_SUPPLIED ENTRIES_:
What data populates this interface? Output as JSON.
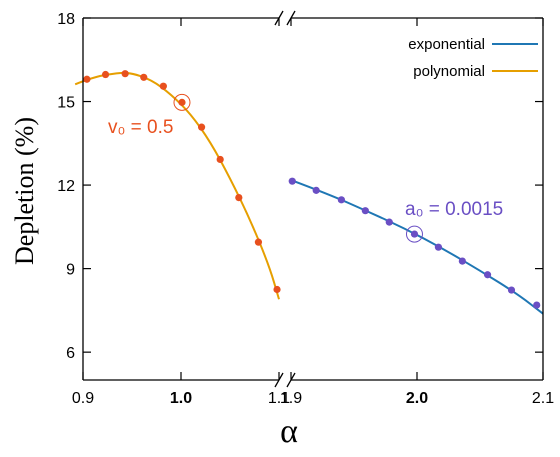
{
  "chart_data": {
    "type": "line",
    "ylabel": "Depletion (%)",
    "xlabel": "α",
    "ylim": [
      5,
      18
    ],
    "yticks": [
      "6",
      "9",
      "12",
      "15",
      "18"
    ],
    "grid": false,
    "broken_x_axis": true,
    "legend_position": "top-right",
    "panels": [
      {
        "xlim": [
          0.9,
          1.1
        ],
        "xticks": [
          {
            "value": 0.9,
            "label": "0.9",
            "bold": false
          },
          {
            "value": 1.0,
            "label": "1.0",
            "bold": true
          },
          {
            "value": 1.1,
            "label": "1.1",
            "bold": false
          }
        ]
      },
      {
        "xlim": [
          1.9,
          2.1
        ],
        "xticks": [
          {
            "value": 1.9,
            "label": "1.9",
            "bold": false
          },
          {
            "value": 2.0,
            "label": "2.0",
            "bold": true
          },
          {
            "value": 2.1,
            "label": "2.1",
            "bold": false
          }
        ]
      }
    ],
    "series": [
      {
        "name": "polynomial",
        "panel": 0,
        "color": "#e69f00",
        "marker_color": "#e8501e",
        "x": [
          0.904,
          0.923,
          0.943,
          0.962,
          0.982,
          1.001,
          1.021,
          1.04,
          1.059,
          1.079,
          1.098
        ],
        "y": [
          15.8,
          15.97,
          16.0,
          15.87,
          15.55,
          14.97,
          14.08,
          12.92,
          11.55,
          9.95,
          8.25
        ],
        "curve": {
          "x": [
            0.892,
            0.91,
            0.93,
            0.947,
            0.97,
            0.99,
            1.01,
            1.03,
            1.05,
            1.07,
            1.09,
            1.1
          ],
          "y": [
            15.62,
            15.87,
            16.0,
            16.05,
            15.78,
            15.25,
            14.55,
            13.55,
            12.25,
            10.8,
            9.1,
            7.9
          ]
        },
        "highlight": {
          "x": 1.001,
          "y": 14.97,
          "label": "v₀ = 0.5"
        }
      },
      {
        "name": "exponential",
        "panel": 1,
        "color": "#1f77b4",
        "marker_color": "#6a4fc4",
        "x": [
          1.901,
          1.92,
          1.94,
          1.959,
          1.978,
          1.998,
          2.017,
          2.036,
          2.056,
          2.075,
          2.095
        ],
        "y": [
          12.14,
          11.81,
          11.47,
          11.08,
          10.67,
          10.24,
          9.77,
          9.27,
          8.78,
          8.23,
          7.69
        ],
        "curve": {
          "x": [
            1.9,
            1.93,
            1.96,
            1.99,
            2.02,
            2.05,
            2.08,
            2.1
          ],
          "y": [
            12.18,
            11.67,
            11.07,
            10.45,
            9.73,
            8.93,
            8.08,
            7.38
          ]
        },
        "highlight": {
          "x": 1.998,
          "y": 10.24,
          "label": "a₀ = 0.0015"
        }
      }
    ]
  }
}
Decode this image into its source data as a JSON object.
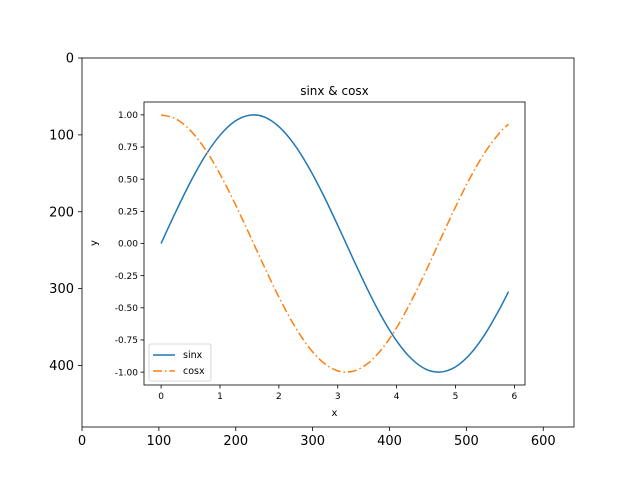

_EXERCISE AIM_: Check each line of the entries above for the word "value". List the ones that have it.

_OUTPUT FOR THIS TASK_:
            "value": 0.9,
            "value": 1.0,
            "value": 1.1,
            "value": 1.9,
            "value": 2.0,
            "value": 2.1,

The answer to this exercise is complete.